§ **Set problem**
Scan the data. Collect each line that contains the word "восстановлении".

----

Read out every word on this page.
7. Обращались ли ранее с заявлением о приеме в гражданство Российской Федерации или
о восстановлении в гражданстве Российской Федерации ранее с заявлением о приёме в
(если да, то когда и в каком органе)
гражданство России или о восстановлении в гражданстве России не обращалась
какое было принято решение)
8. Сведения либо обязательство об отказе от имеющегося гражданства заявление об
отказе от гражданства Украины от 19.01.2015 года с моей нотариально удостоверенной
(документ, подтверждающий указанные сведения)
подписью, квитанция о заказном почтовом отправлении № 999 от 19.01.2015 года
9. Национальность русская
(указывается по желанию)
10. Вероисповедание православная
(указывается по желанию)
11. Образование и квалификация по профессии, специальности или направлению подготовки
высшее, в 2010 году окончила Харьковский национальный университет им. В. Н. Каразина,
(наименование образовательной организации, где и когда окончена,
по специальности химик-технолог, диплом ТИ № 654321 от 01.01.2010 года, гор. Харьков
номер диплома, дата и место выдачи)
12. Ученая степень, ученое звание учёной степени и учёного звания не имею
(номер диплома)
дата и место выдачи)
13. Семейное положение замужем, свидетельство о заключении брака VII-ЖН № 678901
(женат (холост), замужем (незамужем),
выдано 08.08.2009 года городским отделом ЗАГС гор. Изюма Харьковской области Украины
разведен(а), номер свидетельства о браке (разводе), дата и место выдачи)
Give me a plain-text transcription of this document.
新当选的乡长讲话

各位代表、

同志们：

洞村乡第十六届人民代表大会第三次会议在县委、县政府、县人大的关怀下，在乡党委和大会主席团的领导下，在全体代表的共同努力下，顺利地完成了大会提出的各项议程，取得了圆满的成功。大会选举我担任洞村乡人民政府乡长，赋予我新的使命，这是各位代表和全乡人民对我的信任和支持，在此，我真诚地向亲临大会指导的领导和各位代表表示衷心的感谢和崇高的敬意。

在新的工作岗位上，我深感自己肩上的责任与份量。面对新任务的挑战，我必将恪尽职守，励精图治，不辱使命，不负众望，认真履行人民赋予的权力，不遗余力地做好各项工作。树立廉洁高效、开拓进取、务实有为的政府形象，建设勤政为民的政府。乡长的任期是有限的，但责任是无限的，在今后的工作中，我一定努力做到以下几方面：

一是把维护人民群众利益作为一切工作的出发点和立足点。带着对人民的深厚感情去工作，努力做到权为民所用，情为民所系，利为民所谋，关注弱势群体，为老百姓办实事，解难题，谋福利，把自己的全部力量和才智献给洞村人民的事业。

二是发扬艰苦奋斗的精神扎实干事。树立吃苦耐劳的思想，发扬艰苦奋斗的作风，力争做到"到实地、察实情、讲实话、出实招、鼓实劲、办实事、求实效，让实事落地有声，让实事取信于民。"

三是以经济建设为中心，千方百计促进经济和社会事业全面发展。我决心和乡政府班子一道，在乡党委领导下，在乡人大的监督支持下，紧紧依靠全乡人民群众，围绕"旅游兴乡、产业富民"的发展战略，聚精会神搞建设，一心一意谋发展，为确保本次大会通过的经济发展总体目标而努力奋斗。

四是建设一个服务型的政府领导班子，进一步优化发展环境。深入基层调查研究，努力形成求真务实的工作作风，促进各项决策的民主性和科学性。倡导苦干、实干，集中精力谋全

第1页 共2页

----

§ **Solution**
о восстановлении в гражданстве Российской Федерации ранее с заявлением о приёме в
гражданство России или о восстановлении в гражданстве России не обращалась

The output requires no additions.